■ Instruction:
Copy out the complete listing, word for word.

• • •

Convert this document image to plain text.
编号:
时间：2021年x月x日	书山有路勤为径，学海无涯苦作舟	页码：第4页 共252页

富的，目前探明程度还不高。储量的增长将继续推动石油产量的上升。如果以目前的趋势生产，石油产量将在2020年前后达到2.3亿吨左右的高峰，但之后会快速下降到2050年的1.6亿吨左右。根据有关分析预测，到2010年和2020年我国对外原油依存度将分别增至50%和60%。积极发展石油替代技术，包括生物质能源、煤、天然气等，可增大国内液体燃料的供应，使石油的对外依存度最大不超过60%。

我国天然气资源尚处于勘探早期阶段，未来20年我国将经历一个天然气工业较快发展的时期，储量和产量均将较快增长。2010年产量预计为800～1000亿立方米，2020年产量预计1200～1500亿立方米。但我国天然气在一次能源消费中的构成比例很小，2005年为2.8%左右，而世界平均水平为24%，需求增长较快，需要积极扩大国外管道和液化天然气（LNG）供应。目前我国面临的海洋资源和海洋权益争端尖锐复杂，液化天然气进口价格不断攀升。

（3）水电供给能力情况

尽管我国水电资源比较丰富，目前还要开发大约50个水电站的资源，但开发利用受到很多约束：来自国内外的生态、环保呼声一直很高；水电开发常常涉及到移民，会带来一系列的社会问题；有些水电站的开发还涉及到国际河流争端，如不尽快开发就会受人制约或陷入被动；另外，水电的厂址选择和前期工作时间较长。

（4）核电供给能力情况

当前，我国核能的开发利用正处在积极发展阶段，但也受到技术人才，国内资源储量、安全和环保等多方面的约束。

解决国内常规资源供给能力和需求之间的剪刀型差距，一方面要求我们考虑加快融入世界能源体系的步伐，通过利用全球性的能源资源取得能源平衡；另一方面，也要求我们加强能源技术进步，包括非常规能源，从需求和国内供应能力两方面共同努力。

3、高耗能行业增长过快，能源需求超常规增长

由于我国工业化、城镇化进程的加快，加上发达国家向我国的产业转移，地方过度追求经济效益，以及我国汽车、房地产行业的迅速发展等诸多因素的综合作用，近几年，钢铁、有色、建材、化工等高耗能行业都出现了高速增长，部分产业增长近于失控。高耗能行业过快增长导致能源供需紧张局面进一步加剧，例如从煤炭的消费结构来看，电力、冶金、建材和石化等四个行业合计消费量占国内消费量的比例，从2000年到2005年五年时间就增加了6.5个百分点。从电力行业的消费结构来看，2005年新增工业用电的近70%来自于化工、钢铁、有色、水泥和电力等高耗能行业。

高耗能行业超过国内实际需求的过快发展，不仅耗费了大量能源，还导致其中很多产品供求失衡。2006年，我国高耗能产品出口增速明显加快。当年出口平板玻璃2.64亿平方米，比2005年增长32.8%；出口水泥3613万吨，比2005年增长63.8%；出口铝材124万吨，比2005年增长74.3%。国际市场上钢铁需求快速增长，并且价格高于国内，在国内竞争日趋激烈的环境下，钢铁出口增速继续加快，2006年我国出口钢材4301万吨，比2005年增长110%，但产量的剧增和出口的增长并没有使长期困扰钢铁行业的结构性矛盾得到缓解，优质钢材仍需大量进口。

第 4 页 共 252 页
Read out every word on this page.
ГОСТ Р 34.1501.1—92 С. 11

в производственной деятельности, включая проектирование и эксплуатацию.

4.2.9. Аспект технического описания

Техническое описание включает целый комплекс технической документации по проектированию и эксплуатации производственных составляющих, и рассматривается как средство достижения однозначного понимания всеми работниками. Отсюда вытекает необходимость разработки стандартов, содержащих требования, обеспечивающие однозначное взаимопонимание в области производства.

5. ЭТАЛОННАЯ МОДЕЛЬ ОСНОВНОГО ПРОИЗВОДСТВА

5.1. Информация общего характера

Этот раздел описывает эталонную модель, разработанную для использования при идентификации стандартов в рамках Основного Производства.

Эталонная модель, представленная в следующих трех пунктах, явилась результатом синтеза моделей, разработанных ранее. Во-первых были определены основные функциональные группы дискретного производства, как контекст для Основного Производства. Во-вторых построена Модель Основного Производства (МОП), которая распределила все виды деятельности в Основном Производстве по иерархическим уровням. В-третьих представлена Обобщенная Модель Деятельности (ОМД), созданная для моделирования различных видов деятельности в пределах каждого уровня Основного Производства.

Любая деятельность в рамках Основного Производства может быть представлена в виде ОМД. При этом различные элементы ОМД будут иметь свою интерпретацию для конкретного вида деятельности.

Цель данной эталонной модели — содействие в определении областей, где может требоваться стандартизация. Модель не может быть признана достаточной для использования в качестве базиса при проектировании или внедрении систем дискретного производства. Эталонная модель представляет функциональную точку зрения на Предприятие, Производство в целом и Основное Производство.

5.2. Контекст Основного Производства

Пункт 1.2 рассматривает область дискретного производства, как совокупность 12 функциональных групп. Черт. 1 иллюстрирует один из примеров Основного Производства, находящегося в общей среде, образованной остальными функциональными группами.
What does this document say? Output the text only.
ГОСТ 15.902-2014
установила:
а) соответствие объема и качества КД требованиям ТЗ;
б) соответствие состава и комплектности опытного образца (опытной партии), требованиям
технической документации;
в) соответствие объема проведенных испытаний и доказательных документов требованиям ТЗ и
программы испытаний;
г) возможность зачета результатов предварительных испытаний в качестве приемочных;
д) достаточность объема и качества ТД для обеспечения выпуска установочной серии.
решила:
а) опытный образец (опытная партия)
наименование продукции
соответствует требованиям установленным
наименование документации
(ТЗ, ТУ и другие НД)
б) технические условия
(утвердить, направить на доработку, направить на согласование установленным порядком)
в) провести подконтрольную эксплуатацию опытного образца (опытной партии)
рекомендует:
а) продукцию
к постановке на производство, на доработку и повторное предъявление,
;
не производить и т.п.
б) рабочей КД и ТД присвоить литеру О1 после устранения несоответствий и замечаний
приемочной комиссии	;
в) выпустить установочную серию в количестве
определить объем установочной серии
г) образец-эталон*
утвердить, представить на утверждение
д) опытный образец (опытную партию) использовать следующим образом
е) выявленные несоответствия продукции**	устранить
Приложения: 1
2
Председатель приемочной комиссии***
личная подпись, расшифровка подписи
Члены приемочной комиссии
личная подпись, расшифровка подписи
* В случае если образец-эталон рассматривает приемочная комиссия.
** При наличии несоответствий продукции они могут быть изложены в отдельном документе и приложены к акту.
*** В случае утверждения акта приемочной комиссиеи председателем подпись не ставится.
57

• • •

■ Exercise response:
Convert this document image to plain text.
编号:
时间：2021年x月x日	书山有路勤为径，学海无涯苦作舟	页码：第4页 共252页

富的，目前探明程度还不高。储量的增长将继续推动石油产量的上升。如果以目前的趋势生产，石油产量将在2020年前后达到2.3亿吨左右的高峰，但之后会快速下降到2050年的1.6亿吨左右。根据有关分析预测，到2010年和2020年我国对外原油依存度将分别增至50%和60%。积极发展石油替代技术，包括生物质能源、煤、天然气等，可增大国内液体燃料的供应，使石油的对外依存度最大不超过60%。

我国天然气资源尚处于勘探早期阶段，未来20年我国将经历一个天然气工业较快发展的时期，储量和产量均将较快增长。2010年产量预计为800～1000亿立方米，2020年产量预计1200～1500亿立方米。但我国天然气在一次能源消费中的构成比例很小，2005年为2.8%左右，而世界平均水平为24%，需求增长较快，需要积极扩大国外管道和液化天然气（LNG）供应。目前我国面临的海洋资源和海洋权益争端尖锐复杂，液化天然气进口价格不断攀升。

（3）水电供给能力情况

尽管我国水电资源比较丰富，目前还要开发大约50个水电站的资源，但开发利用受到很多约束：来自国内外的生态、环保呼声一直很高；水电开发常常涉及到移民，会带来一系列的社会问题；有些水电站的开发还涉及到国际河流争端，如不尽快开发就会受人制约或陷入被动；另外，水电的厂址选择和前期工作时间较长。

（4）核电供给能力情况

当前，我国核能的开发利用正处在积极发展阶段，但也受到技术人才，国内资源储量、安全和环保等多方面的约束。

解决国内常规资源供给能力和需求之间的剪刀型差距，一方面要求我们考虑加快融入世界能源体系的步伐，通过利用全球性的能源资源取得能源平衡；另一方面，也要求我们加强能源技术进步，包括非常规能源，从需求和国内供应能力两方面共同努力。

3、高耗能行业增长过快，能源需求超常规增长

由于我国工业化、城镇化进程的加快，加上发达国家向我国的产业转移，地方过度追求经济效益，以及我国汽车、房地产行业的迅速发展等诸多因素的综合作用，近几年，钢铁、有色、建材、化工等高耗能行业都出现了高速增长，部分产业增长近于失控。高耗能行业过快增长导致能源供需紧张局面进一步加剧，例如从煤炭的消费结构来看，电力、冶金、建材和石化等四个行业合计消费量占国内消费量的比例，从2000年到2005年五年时间就增加了6.5个百分点。从电力行业的消费结构来看，2005年新增工业用电的近70%来自于化工、钢铁、有色、水泥和电力等高耗能行业。

高耗能行业超过国内实际需求的过快发展，不仅耗费了大量能源，还导致其中很多产品供求失衡。2006年，我国高耗能产品出口增速明显加快。当年出口平板玻璃2.64亿平方米，比2005年增长32.8%；出口水泥3613万吨，比2005年增长63.8%；出口铝材124万吨，比2005年增长74.3%。国际市场上钢铁需求快速增长，并且价格高于国内，在国内竞争日趋激烈的环境下，钢铁出口增速继续加快，2006年我国出口钢材4301万吨，比2005年增长110%，但产量的剧增和出口的增长并没有使长期困扰钢铁行业的结构性矛盾得到缓解，优质钢材仍需大量进口。

第 4 页 共 252 页
Read out every word on this page.
ГОСТ Р 34.1501.1—92 С. 11

в производственной деятельности, включая проектирование и эксплуатацию.

4.2.9. Аспект технического описания

Техническое описание включает целый комплекс технической документации по проектированию и эксплуатации производственных составляющих, и рассматривается как средство достижения однозначного понимания всеми работниками. Отсюда вытекает необходимость разработки стандартов, содержащих требования, обеспечивающие однозначное взаимопонимание в области производства.

5. ЭТАЛОННАЯ МОДЕЛЬ ОСНОВНОГО ПРОИЗВОДСТВА

5.1. Информация общего характера

Этот раздел описывает эталонную модель, разработанную для использования при идентификации стандартов в рамках Основного Производства.

Эталонная модель, представленная в следующих трех пунктах, явилась результатом синтеза моделей, разработанных ранее. Во-первых были определены основные функциональные группы дискретного производства, как контекст для Основного Производства. Во-вторых построена Модель Основного Производства (МОП), которая распределила все виды деятельности в Основном Производстве по иерархическим уровням. В-третьих представлена Обобщенная Модель Деятельности (ОМД), созданная для моделирования различных видов деятельности в пределах каждого уровня Основного Производства.

Любая деятельность в рамках Основного Производства может быть представлена в виде ОМД. При этом различные элементы ОМД будут иметь свою интерпретацию для конкретного вида деятельности.

Цель данной эталонной модели — содействие в определении областей, где может требоваться стандартизация. Модель не может быть признана достаточной для использования в качестве базиса при проектировании или внедрении систем дискретного производства. Эталонная модель представляет функциональную точку зрения на Предприятие, Производство в целом и Основное Производство.

5.2. Контекст Основного Производства

Пункт 1.2 рассматривает область дискретного производства, как совокупность 12 функциональных групп. Черт. 1 иллюстрирует один из примеров Основного Производства, находящегося в общей среде, образованной остальными функциональными группами.
What does this document say? Output the text only.
ГОСТ 15.902-2014
установила:
а) соответствие объема и качества КД требованиям ТЗ;
б) соответствие состава и комплектности опытного образца (опытной партии), требованиям
технической документации;
в) соответствие объема проведенных испытаний и доказательных документов требованиям ТЗ и
программы испытаний;
г) возможность зачета результатов предварительных испытаний в качестве приемочных;
д) достаточность объема и качества ТД для обеспечения выпуска установочной серии.
решила:
а) опытный образец (опытная партия)
наименование продукции
соответствует требованиям установленным
наименование документации
(ТЗ, ТУ и другие НД)
б) технические условия
(утвердить, направить на доработку, направить на согласование установленным порядком)
в) провести подконтрольную эксплуатацию опытного образца (опытной партии)
рекомендует:
а) продукцию
к постановке на производство, на доработку и повторное предъявление,
;
не производить и т.п.
б) рабочей КД и ТД присвоить литеру О1 после устранения несоответствий и замечаний
приемочной комиссии	;
в) выпустить установочную серию в количестве
определить объем установочной серии
г) образец-эталон*
утвердить, представить на утверждение
д) опытный образец (опытную партию) использовать следующим образом
е) выявленные несоответствия продукции**	устранить
Приложения: 1
2
Председатель приемочной комиссии***
личная подпись, расшифровка подписи
Члены приемочной комиссии
личная подпись, расшифровка подписи
* В случае если образец-эталон рассматривает приемочная комиссия.
** При наличии несоответствий продукции они могут быть изложены в отдельном документе и приложены к акту.
*** В случае утверждения акта приемочной комиссиеи председателем подпись не ставится.
57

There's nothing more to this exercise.